▶ [AIM OF THE TASK]
Scan the data for "content" and copy the lines it appears in.

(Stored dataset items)
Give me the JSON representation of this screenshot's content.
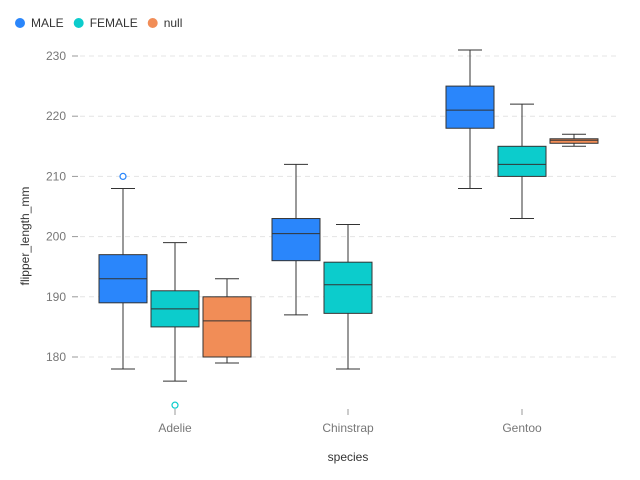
{
  "chart_data": {
    "type": "box",
    "xlabel": "species",
    "ylabel": "flipper_length_mm",
    "categories": [
      "Adelie",
      "Chinstrap",
      "Gentoo"
    ],
    "yticks": [
      180,
      190,
      200,
      210,
      220,
      230
    ],
    "ylim": [
      171,
      234
    ],
    "grid": true,
    "legend_position": "top-left",
    "series": [
      {
        "name": "MALE",
        "color": "#2a86fb",
        "boxes": [
          {
            "category": "Adelie",
            "min": 178,
            "q1": 189,
            "median": 193,
            "q3": 197,
            "max": 208,
            "outliers": [
              210
            ]
          },
          {
            "category": "Chinstrap",
            "min": 187,
            "q1": 196,
            "median": 200.5,
            "q3": 203,
            "max": 212,
            "outliers": []
          },
          {
            "category": "Gentoo",
            "min": 208,
            "q1": 218,
            "median": 221,
            "q3": 225,
            "max": 231,
            "outliers": []
          }
        ]
      },
      {
        "name": "FEMALE",
        "color": "#0ccccc",
        "boxes": [
          {
            "category": "Adelie",
            "min": 176,
            "q1": 185,
            "median": 188,
            "q3": 191,
            "max": 199,
            "outliers": [
              172
            ]
          },
          {
            "category": "Chinstrap",
            "min": 178,
            "q1": 187.25,
            "median": 192,
            "q3": 195.75,
            "max": 202,
            "outliers": []
          },
          {
            "category": "Gentoo",
            "min": 203,
            "q1": 210,
            "median": 212,
            "q3": 215,
            "max": 222,
            "outliers": []
          }
        ]
      },
      {
        "name": "null",
        "color": "#f18d57",
        "boxes": [
          {
            "category": "Adelie",
            "min": 179,
            "q1": 180,
            "median": 186,
            "q3": 190,
            "max": 193,
            "outliers": []
          },
          {
            "category": "Chinstrap",
            "min": null,
            "q1": null,
            "median": null,
            "q3": null,
            "max": null,
            "outliers": []
          },
          {
            "category": "Gentoo",
            "min": 215,
            "q1": 215.5,
            "median": 216,
            "q3": 216.25,
            "max": 217,
            "outliers": []
          }
        ]
      }
    ]
  }
}
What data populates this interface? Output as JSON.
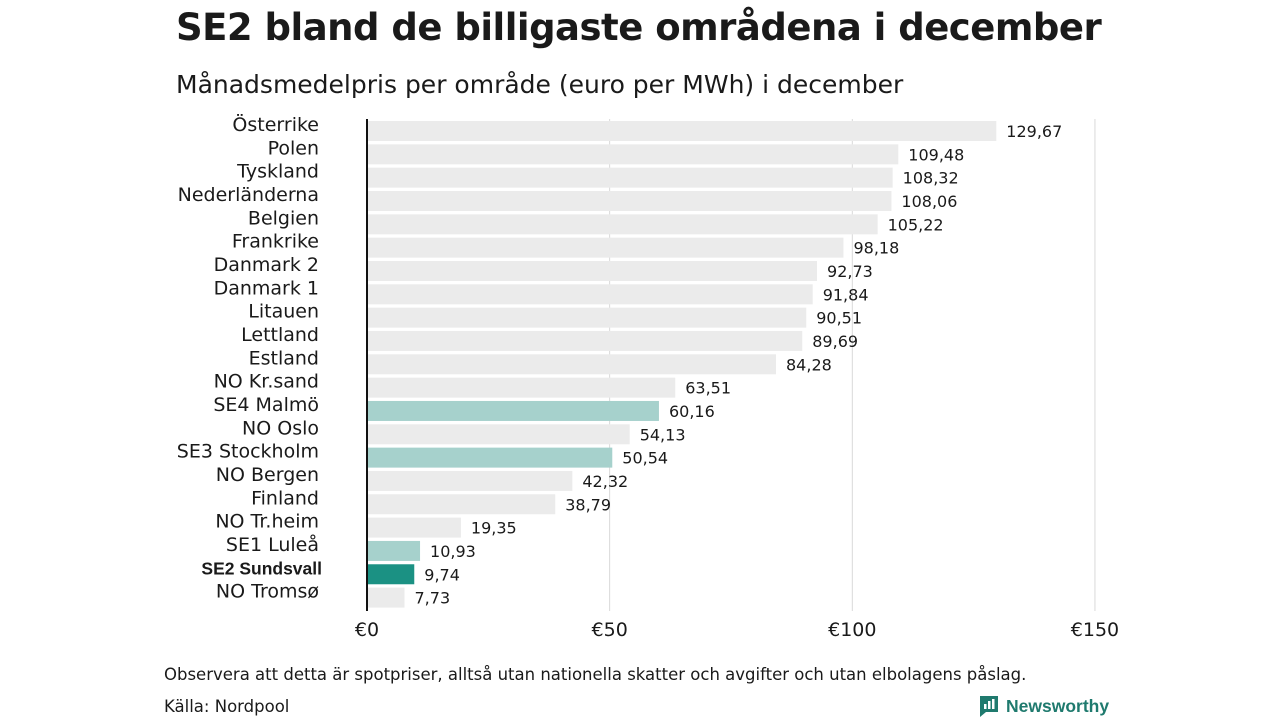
{
  "title": "SE2 bland de billigaste områdena i december",
  "subtitle": "Månadsmedelpris per område (euro per MWh) i december",
  "note": "Observera att detta är spotpriser, alltså utan nationella skatter och avgifter och utan elbolagens påslag.",
  "source": "Källa: Nordpool",
  "logo": {
    "text": "Newsworthy",
    "icon": "newsworthy-logo-icon"
  },
  "colors": {
    "default": "#ebebeb",
    "se_other": "#a6d1cc",
    "se_highlight": "#1b9183",
    "grid": "#d9d9d9",
    "axis": "#111111",
    "brand": "#1f7a6e"
  },
  "chart_data": {
    "type": "bar",
    "orientation": "horizontal",
    "xlim": [
      0,
      150
    ],
    "xticks": [
      0,
      50,
      100,
      150
    ],
    "xtick_labels": [
      "€0",
      "€50",
      "€100",
      "€150"
    ],
    "grid": true,
    "categories": [
      "Österrike",
      "Polen",
      "Tyskland",
      "Nederländerna",
      "Belgien",
      "Frankrike",
      "Danmark  2",
      "Danmark  1",
      "Litauen",
      "Lettland",
      "Estland",
      "NO Kr.sand",
      "SE4  Malmö",
      "NO Oslo",
      "SE3  Stockholm",
      "NO Bergen",
      "Finland",
      "NO Tr.heim",
      "SE1  Luleå",
      "SE2 Sundsvall",
      "NO Tromsø"
    ],
    "values": [
      129.67,
      109.48,
      108.32,
      108.06,
      105.22,
      98.18,
      92.73,
      91.84,
      90.51,
      89.69,
      84.28,
      63.51,
      60.16,
      54.13,
      50.54,
      42.32,
      38.79,
      19.35,
      10.93,
      9.74,
      7.73
    ],
    "value_labels": [
      "129,67",
      "109,48",
      "108,32",
      "108,06",
      "105,22",
      "98,18",
      "92,73",
      "91,84",
      "90,51",
      "89,69",
      "84,28",
      "63,51",
      "60,16",
      "54,13",
      "50,54",
      "42,32",
      "38,79",
      "19,35",
      "10,93",
      "9,74",
      "7,73"
    ],
    "highlight": [
      "default",
      "default",
      "default",
      "default",
      "default",
      "default",
      "default",
      "default",
      "default",
      "default",
      "default",
      "default",
      "se_other",
      "default",
      "se_other",
      "default",
      "default",
      "default",
      "se_other",
      "se_highlight",
      "default"
    ]
  }
}
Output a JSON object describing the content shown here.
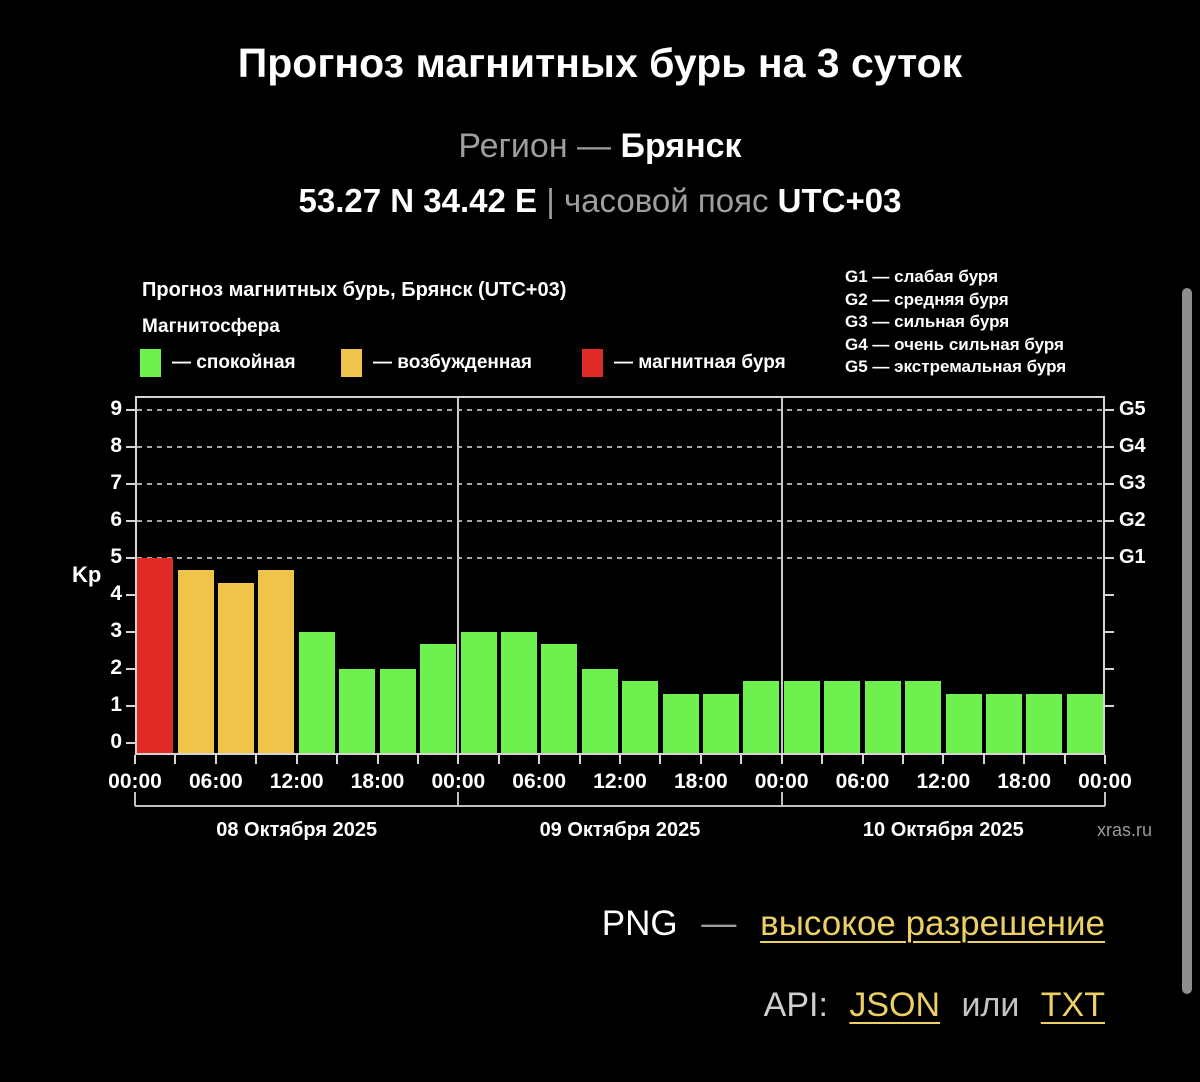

▶ [SOLUTION FOR THIS PROBLEM]
Give me the JSON representation of this screenshot's content.
Output a JSON object describing the content shown here.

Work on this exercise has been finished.